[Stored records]
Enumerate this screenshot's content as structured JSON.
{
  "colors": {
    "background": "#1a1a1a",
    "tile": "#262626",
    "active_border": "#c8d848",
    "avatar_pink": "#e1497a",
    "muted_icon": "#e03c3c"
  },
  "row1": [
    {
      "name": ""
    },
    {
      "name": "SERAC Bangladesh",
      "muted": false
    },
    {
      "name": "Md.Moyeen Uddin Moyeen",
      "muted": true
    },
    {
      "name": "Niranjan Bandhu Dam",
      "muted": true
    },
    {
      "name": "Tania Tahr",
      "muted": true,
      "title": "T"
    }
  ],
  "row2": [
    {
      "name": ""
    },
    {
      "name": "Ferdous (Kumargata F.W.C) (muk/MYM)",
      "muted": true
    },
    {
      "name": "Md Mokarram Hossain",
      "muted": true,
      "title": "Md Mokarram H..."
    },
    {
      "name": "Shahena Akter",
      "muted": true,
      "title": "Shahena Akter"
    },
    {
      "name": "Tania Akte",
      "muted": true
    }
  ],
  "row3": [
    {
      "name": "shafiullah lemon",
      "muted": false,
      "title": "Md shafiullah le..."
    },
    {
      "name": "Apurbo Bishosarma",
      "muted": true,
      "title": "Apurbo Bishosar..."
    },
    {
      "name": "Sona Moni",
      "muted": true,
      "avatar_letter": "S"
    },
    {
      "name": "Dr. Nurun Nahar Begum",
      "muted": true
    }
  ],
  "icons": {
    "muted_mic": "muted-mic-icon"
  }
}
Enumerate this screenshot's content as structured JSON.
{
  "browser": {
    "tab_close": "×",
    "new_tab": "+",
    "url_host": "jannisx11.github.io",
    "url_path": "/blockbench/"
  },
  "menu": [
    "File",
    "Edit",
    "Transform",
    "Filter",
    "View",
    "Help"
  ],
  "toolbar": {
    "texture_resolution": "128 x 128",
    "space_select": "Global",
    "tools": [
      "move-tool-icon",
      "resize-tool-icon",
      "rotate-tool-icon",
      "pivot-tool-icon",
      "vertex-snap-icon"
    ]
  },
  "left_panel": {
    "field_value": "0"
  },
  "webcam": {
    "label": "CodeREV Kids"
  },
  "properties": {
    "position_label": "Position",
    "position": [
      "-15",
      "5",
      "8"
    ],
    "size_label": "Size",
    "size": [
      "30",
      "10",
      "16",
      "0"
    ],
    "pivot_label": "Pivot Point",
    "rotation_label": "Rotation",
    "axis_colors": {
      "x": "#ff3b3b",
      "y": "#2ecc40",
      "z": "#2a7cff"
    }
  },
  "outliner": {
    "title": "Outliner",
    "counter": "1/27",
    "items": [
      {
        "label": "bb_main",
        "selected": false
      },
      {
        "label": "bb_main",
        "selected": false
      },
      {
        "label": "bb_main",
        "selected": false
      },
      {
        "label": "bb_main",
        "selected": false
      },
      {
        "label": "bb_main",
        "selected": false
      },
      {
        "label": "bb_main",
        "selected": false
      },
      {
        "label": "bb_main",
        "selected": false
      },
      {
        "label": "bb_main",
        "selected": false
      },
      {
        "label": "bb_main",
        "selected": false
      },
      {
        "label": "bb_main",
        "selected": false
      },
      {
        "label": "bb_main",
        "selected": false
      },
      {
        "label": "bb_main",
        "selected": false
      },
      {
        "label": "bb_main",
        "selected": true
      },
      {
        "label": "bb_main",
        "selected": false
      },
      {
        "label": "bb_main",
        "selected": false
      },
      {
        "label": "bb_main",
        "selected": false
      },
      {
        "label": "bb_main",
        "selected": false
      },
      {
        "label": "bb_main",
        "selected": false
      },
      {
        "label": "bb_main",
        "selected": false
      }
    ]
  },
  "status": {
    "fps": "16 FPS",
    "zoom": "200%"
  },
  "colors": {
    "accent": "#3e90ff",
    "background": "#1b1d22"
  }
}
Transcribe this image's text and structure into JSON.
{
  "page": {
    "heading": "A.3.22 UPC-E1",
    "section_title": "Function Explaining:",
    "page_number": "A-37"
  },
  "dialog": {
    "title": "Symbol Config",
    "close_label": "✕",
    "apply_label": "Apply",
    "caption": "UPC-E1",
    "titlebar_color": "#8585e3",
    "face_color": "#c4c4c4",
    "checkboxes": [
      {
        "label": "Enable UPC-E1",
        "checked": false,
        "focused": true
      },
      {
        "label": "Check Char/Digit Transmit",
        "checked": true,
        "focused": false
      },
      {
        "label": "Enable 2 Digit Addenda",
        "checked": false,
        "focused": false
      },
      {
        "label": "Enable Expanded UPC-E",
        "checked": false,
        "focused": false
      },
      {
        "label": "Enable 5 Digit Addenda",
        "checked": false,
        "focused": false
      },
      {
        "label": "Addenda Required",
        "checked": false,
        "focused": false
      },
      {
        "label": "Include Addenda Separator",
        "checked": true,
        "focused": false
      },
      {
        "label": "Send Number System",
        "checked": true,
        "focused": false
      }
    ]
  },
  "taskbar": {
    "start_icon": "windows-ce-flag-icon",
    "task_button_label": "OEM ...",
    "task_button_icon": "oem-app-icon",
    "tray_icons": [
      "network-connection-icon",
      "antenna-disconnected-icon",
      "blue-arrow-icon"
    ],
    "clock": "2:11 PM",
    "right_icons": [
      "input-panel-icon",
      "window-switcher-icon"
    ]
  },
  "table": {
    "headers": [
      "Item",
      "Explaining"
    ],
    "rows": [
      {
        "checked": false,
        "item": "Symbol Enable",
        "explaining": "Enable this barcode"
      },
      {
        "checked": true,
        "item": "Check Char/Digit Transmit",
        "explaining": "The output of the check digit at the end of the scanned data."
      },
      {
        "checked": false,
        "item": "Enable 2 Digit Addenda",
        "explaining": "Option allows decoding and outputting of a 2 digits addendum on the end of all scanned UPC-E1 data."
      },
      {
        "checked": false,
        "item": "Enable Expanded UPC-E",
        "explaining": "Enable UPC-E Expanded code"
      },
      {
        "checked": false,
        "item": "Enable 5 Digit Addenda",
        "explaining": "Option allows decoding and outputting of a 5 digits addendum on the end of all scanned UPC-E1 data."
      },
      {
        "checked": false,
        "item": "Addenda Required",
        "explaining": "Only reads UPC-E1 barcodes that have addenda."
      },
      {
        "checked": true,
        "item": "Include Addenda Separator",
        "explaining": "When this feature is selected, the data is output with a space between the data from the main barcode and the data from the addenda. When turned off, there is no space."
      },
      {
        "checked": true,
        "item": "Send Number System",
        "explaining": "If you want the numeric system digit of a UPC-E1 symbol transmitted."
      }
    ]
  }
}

Task brief: Quote the listing in full, please, keeping every line exact.

Task solution:
Enumerate this screenshot's content as structured JSON.
{
  "colors": {
    "background": "#1a1a1a",
    "tile": "#262626",
    "active_border": "#c8d848",
    "avatar_pink": "#e1497a",
    "muted_icon": "#e03c3c"
  },
  "row1": [
    {
      "name": ""
    },
    {
      "name": "SERAC Bangladesh",
      "muted": false
    },
    {
      "name": "Md.Moyeen Uddin Moyeen",
      "muted": true
    },
    {
      "name": "Niranjan Bandhu Dam",
      "muted": true
    },
    {
      "name": "Tania Tahr",
      "muted": true,
      "title": "T"
    }
  ],
  "row2": [
    {
      "name": ""
    },
    {
      "name": "Ferdous (Kumargata F.W.C) (muk/MYM)",
      "muted": true
    },
    {
      "name": "Md Mokarram Hossain",
      "muted": true,
      "title": "Md Mokarram H..."
    },
    {
      "name": "Shahena Akter",
      "muted": true,
      "title": "Shahena Akter"
    },
    {
      "name": "Tania Akte",
      "muted": true
    }
  ],
  "row3": [
    {
      "name": "shafiullah lemon",
      "muted": false,
      "title": "Md shafiullah le..."
    },
    {
      "name": "Apurbo Bishosarma",
      "muted": true,
      "title": "Apurbo Bishosar..."
    },
    {
      "name": "Sona Moni",
      "muted": true,
      "avatar_letter": "S"
    },
    {
      "name": "Dr. Nurun Nahar Begum",
      "muted": true
    }
  ],
  "icons": {
    "muted_mic": "muted-mic-icon"
  }
}
Enumerate this screenshot's content as structured JSON.
{
  "browser": {
    "tab_close": "×",
    "new_tab": "+",
    "url_host": "jannisx11.github.io",
    "url_path": "/blockbench/"
  },
  "menu": [
    "File",
    "Edit",
    "Transform",
    "Filter",
    "View",
    "Help"
  ],
  "toolbar": {
    "texture_resolution": "128 x 128",
    "space_select": "Global",
    "tools": [
      "move-tool-icon",
      "resize-tool-icon",
      "rotate-tool-icon",
      "pivot-tool-icon",
      "vertex-snap-icon"
    ]
  },
  "left_panel": {
    "field_value": "0"
  },
  "webcam": {
    "label": "CodeREV Kids"
  },
  "properties": {
    "position_label": "Position",
    "position": [
      "-15",
      "5",
      "8"
    ],
    "size_label": "Size",
    "size": [
      "30",
      "10",
      "16",
      "0"
    ],
    "pivot_label": "Pivot Point",
    "rotation_label": "Rotation",
    "axis_colors": {
      "x": "#ff3b3b",
      "y": "#2ecc40",
      "z": "#2a7cff"
    }
  },
  "outliner": {
    "title": "Outliner",
    "counter": "1/27",
    "items": [
      {
        "label": "bb_main",
        "selected": false
      },
      {
        "label": "bb_main",
        "selected": false
      },
      {
        "label": "bb_main",
        "selected": false
      },
      {
        "label": "bb_main",
        "selected": false
      },
      {
        "label": "bb_main",
        "selected": false
      },
      {
        "label": "bb_main",
        "selected": false
      },
      {
        "label": "bb_main",
        "selected": false
      },
      {
        "label": "bb_main",
        "selected": false
      },
      {
        "label": "bb_main",
        "selected": false
      },
      {
        "label": "bb_main",
        "selected": false
      },
      {
        "label": "bb_main",
        "selected": false
      },
      {
        "label": "bb_main",
        "selected": false
      },
      {
        "label": "bb_main",
        "selected": true
      },
      {
        "label": "bb_main",
        "selected": false
      },
      {
        "label": "bb_main",
        "selected": false
      },
      {
        "label": "bb_main",
        "selected": false
      },
      {
        "label": "bb_main",
        "selected": false
      },
      {
        "label": "bb_main",
        "selected": false
      },
      {
        "label": "bb_main",
        "selected": false
      }
    ]
  },
  "status": {
    "fps": "16 FPS",
    "zoom": "200%"
  },
  "colors": {
    "accent": "#3e90ff",
    "background": "#1b1d22"
  }
}
Transcribe this image's text and structure into JSON.
{
  "page": {
    "heading": "A.3.22 UPC-E1",
    "section_title": "Function Explaining:",
    "page_number": "A-37"
  },
  "dialog": {
    "title": "Symbol Config",
    "close_label": "✕",
    "apply_label": "Apply",
    "caption": "UPC-E1",
    "titlebar_color": "#8585e3",
    "face_color": "#c4c4c4",
    "checkboxes": [
      {
        "label": "Enable UPC-E1",
        "checked": false,
        "focused": true
      },
      {
        "label": "Check Char/Digit Transmit",
        "checked": true,
        "focused": false
      },
      {
        "label": "Enable 2 Digit Addenda",
        "checked": false,
        "focused": false
      },
      {
        "label": "Enable Expanded UPC-E",
        "checked": false,
        "focused": false
      },
      {
        "label": "Enable 5 Digit Addenda",
        "checked": false,
        "focused": false
      },
      {
        "label": "Addenda Required",
        "checked": false,
        "focused": false
      },
      {
        "label": "Include Addenda Separator",
        "checked": true,
        "focused": false
      },
      {
        "label": "Send Number System",
        "checked": true,
        "focused": false
      }
    ]
  },
  "taskbar": {
    "start_icon": "windows-ce-flag-icon",
    "task_button_label": "OEM ...",
    "task_button_icon": "oem-app-icon",
    "tray_icons": [
      "network-connection-icon",
      "antenna-disconnected-icon",
      "blue-arrow-icon"
    ],
    "clock": "2:11 PM",
    "right_icons": [
      "input-panel-icon",
      "window-switcher-icon"
    ]
  },
  "table": {
    "headers": [
      "Item",
      "Explaining"
    ],
    "rows": [
      {
        "checked": false,
        "item": "Symbol Enable",
        "explaining": "Enable this barcode"
      },
      {
        "checked": true,
        "item": "Check Char/Digit Transmit",
        "explaining": "The output of the check digit at the end of the scanned data."
      },
      {
        "checked": false,
        "item": "Enable 2 Digit Addenda",
        "explaining": "Option allows decoding and outputting of a 2 digits addendum on the end of all scanned UPC-E1 data."
      },
      {
        "checked": false,
        "item": "Enable Expanded UPC-E",
        "explaining": "Enable UPC-E Expanded code"
      },
      {
        "checked": false,
        "item": "Enable 5 Digit Addenda",
        "explaining": "Option allows decoding and outputting of a 5 digits addendum on the end of all scanned UPC-E1 data."
      },
      {
        "checked": false,
        "item": "Addenda Required",
        "explaining": "Only reads UPC-E1 barcodes that have addenda."
      },
      {
        "checked": true,
        "item": "Include Addenda Separator",
        "explaining": "When this feature is selected, the data is output with a space between the data from the main barcode and the data from the addenda. When turned off, there is no space."
      },
      {
        "checked": true,
        "item": "Send Number System",
        "explaining": "If you want the numeric system digit of a UPC-E1 symbol transmitted."
      }
    ]
  }
}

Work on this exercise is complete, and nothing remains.